Directions for this task>
Report each line of the data that has "Your" somewhere in it.

Stored rows>
==*==

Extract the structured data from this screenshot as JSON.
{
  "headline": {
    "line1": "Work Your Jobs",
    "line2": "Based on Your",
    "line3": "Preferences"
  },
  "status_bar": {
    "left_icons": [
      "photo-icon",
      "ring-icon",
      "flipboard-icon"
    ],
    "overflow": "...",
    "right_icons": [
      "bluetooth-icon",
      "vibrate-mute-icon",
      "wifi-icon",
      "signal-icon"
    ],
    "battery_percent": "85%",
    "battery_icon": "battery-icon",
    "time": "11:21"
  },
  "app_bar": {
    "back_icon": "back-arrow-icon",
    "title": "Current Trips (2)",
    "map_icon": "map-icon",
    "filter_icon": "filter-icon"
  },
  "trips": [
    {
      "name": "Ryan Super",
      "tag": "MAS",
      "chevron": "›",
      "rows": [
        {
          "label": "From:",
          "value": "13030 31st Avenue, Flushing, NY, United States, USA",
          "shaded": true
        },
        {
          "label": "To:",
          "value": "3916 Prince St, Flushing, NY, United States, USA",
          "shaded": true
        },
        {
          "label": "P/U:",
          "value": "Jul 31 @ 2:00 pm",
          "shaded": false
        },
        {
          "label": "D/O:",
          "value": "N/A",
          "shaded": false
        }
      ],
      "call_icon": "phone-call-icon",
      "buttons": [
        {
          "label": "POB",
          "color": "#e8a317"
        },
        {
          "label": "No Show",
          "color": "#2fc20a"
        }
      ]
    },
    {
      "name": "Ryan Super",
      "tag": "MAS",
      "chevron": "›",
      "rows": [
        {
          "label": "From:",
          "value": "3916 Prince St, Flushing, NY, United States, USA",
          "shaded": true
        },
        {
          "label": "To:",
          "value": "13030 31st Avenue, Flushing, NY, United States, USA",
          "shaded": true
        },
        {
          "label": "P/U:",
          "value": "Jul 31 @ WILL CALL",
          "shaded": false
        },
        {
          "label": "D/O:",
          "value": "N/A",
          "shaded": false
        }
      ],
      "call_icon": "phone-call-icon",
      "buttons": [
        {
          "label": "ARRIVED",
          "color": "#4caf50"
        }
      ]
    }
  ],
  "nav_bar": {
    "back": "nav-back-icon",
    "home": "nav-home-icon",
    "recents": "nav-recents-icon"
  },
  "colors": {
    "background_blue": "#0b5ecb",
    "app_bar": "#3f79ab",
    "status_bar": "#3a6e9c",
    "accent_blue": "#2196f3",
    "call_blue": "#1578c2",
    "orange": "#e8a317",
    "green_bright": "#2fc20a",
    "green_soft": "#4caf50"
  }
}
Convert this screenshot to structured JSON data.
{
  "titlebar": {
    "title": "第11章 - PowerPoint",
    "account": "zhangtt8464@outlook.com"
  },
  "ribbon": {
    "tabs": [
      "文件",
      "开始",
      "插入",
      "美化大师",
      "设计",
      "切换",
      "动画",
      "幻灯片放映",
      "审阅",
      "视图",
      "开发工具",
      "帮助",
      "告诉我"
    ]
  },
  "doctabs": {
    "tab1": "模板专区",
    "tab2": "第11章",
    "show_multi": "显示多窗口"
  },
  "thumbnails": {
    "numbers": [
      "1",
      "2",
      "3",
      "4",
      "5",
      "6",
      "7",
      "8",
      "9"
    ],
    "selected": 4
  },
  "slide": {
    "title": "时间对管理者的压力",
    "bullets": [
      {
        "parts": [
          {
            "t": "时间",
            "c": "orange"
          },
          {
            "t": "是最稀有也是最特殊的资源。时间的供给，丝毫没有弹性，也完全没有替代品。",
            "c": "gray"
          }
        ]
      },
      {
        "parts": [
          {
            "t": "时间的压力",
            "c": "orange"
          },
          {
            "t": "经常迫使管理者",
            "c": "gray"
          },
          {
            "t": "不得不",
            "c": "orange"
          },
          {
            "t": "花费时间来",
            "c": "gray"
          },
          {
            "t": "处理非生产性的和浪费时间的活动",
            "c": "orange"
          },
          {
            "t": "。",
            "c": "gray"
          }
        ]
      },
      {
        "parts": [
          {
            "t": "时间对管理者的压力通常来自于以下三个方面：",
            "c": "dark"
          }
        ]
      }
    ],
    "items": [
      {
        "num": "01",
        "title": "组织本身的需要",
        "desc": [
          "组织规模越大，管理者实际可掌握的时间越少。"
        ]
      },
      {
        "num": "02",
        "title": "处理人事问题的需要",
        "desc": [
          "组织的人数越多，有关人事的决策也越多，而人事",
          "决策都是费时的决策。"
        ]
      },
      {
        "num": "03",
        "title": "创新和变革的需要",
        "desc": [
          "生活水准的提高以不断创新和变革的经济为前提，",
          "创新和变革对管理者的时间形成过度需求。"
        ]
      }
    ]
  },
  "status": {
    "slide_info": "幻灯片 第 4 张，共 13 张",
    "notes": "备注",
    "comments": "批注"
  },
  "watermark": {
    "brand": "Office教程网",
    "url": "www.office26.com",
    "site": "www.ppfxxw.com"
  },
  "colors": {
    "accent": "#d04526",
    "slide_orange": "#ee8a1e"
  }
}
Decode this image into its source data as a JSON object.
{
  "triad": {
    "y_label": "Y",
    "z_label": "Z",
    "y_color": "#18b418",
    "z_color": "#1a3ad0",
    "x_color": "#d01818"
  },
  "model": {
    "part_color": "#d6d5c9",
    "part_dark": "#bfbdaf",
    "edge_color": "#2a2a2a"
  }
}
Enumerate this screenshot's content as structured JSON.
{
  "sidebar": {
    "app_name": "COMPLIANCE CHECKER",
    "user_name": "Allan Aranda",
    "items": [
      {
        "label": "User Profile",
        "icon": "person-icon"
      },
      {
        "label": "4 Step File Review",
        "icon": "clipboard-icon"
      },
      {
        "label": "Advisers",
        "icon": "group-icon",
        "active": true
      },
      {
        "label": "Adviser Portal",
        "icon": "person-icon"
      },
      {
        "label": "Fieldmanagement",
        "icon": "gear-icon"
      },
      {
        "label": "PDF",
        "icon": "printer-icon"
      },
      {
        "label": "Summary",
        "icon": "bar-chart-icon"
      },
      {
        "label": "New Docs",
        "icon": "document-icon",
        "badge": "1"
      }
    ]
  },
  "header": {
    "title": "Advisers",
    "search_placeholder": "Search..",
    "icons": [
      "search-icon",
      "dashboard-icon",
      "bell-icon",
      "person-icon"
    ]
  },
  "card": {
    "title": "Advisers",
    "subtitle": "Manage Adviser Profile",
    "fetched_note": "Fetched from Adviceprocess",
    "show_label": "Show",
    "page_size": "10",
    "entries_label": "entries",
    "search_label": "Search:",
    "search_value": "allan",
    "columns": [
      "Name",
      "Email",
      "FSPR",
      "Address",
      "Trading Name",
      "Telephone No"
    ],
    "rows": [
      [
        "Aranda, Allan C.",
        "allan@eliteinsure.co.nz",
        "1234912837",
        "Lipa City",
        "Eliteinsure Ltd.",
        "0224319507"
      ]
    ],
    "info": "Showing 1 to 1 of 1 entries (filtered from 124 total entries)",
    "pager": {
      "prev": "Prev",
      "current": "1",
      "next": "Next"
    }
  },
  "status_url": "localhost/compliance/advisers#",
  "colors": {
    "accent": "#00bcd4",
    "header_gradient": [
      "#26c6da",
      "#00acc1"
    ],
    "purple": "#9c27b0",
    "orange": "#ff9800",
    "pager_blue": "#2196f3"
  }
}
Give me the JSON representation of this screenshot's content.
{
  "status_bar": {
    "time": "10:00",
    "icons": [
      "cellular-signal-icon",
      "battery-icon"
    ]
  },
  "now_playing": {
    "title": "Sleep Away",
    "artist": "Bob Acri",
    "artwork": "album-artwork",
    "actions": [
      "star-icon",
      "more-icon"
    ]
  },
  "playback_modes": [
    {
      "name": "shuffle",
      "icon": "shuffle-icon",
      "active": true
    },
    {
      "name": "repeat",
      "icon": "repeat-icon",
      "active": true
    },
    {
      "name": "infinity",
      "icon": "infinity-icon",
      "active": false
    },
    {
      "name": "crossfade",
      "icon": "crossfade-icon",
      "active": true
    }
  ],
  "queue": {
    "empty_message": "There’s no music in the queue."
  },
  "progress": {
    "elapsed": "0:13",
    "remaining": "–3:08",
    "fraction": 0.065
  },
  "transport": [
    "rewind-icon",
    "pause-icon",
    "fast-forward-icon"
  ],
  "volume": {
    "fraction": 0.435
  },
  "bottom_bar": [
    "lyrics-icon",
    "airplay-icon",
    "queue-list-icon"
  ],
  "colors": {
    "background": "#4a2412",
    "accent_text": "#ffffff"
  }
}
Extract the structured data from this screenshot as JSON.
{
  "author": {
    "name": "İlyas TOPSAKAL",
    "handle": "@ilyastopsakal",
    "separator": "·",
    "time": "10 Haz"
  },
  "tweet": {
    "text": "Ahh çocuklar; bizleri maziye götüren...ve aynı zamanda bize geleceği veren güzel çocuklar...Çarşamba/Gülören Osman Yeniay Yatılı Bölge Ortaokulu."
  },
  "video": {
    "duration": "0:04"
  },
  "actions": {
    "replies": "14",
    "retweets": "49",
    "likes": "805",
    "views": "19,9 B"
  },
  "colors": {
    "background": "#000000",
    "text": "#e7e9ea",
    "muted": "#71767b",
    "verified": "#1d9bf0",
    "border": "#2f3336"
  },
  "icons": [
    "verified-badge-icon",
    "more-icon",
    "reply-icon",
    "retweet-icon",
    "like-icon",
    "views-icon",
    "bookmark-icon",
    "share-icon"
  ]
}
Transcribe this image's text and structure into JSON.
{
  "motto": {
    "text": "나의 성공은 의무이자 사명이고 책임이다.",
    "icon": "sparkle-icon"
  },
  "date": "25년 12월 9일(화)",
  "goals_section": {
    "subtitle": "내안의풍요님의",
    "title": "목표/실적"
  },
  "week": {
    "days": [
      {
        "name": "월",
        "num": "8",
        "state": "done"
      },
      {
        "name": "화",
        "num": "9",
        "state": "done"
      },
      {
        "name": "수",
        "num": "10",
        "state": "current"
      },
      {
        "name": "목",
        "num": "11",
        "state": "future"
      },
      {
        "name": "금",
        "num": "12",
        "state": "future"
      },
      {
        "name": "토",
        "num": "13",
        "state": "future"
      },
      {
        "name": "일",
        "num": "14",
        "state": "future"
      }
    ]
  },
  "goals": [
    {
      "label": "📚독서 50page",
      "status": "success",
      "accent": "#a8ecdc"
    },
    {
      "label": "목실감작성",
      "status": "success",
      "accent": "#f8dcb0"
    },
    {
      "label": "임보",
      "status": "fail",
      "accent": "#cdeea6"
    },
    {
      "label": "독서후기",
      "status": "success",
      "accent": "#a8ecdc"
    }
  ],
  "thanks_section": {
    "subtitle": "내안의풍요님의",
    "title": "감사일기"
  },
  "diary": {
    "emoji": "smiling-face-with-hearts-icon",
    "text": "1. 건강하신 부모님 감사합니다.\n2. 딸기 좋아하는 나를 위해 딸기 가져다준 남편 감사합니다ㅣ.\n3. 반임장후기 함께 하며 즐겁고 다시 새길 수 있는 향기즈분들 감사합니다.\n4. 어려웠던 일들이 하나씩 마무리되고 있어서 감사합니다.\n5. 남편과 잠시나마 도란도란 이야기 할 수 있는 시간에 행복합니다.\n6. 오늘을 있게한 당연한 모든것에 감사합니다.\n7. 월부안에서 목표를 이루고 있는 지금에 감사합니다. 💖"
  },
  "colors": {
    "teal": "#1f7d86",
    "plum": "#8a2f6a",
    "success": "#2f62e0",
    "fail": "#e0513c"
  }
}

==*==

Exercise output>
    "line1": "Work Your Jobs",
    "line2": "Based on Your",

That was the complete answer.